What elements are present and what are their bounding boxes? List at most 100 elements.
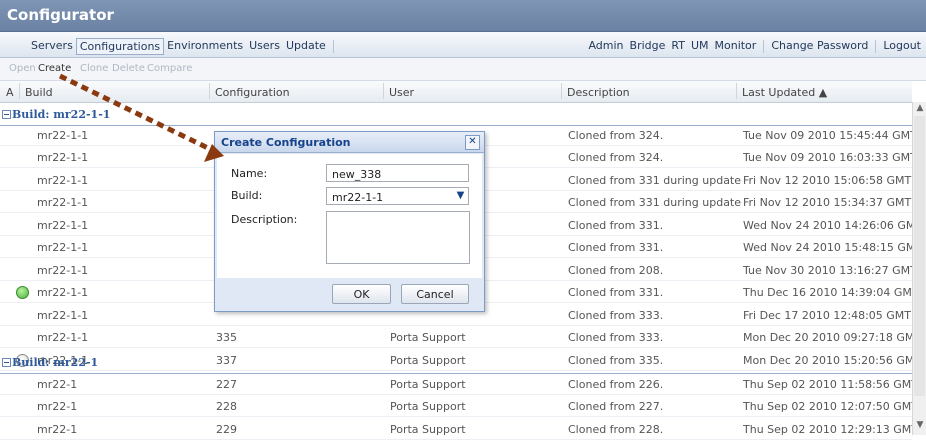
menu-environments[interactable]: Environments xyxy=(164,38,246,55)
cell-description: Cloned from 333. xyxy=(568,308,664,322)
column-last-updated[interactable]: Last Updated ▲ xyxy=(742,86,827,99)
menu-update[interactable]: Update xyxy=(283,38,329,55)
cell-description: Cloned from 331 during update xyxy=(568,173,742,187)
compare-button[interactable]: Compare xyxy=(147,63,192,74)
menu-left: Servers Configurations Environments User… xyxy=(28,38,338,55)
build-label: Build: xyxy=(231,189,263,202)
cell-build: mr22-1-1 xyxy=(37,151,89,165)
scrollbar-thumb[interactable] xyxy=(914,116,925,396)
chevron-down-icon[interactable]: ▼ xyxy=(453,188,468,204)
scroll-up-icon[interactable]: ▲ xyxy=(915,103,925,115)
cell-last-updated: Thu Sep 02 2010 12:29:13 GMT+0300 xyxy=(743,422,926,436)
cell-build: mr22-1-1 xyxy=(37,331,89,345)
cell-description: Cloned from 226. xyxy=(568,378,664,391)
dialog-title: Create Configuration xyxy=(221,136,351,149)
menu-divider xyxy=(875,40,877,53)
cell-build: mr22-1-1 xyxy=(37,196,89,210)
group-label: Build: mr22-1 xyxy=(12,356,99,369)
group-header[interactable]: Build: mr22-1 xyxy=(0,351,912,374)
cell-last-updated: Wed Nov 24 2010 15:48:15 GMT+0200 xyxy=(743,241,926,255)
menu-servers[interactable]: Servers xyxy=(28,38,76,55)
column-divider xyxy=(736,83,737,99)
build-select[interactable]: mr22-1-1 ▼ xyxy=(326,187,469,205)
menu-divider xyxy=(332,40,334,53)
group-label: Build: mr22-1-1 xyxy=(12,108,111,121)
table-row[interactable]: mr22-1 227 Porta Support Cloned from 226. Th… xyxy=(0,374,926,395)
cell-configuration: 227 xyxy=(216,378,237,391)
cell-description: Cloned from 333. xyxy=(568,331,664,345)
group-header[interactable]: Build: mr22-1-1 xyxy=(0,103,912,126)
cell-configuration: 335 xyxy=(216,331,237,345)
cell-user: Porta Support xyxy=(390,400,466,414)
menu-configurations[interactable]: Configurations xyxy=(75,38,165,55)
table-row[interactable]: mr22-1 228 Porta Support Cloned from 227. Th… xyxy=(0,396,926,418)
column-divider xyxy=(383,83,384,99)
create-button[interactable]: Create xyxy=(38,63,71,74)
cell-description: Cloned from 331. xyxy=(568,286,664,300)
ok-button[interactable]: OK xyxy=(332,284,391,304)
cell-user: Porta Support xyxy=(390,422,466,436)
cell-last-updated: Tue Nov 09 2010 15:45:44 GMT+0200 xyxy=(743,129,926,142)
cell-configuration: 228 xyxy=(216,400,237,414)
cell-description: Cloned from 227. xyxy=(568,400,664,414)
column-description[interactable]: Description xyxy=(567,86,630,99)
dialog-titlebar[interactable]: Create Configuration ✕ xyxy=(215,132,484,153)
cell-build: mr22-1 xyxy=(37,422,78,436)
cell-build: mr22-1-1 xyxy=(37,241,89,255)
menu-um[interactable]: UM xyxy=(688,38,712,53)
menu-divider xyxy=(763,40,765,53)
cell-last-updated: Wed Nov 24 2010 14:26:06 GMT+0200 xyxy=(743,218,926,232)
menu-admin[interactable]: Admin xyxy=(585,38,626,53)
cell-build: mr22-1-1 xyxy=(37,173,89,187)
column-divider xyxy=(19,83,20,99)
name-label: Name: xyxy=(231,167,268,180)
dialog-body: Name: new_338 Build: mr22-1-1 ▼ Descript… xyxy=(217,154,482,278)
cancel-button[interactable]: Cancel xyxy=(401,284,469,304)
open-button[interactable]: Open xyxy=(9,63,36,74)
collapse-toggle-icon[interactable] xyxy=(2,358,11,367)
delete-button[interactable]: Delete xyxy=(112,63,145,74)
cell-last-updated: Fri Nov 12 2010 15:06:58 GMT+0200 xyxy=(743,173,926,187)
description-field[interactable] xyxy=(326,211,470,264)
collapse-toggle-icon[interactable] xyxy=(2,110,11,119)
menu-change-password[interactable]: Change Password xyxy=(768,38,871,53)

[SHORT EXERCISE] List every line above that contains the string "toggle".

[COMPLETE OUTPUT]
collapse-toggle-icon[interactable] xyxy=(2,358,11,367)
collapse-toggle-icon[interactable] xyxy=(2,110,11,119)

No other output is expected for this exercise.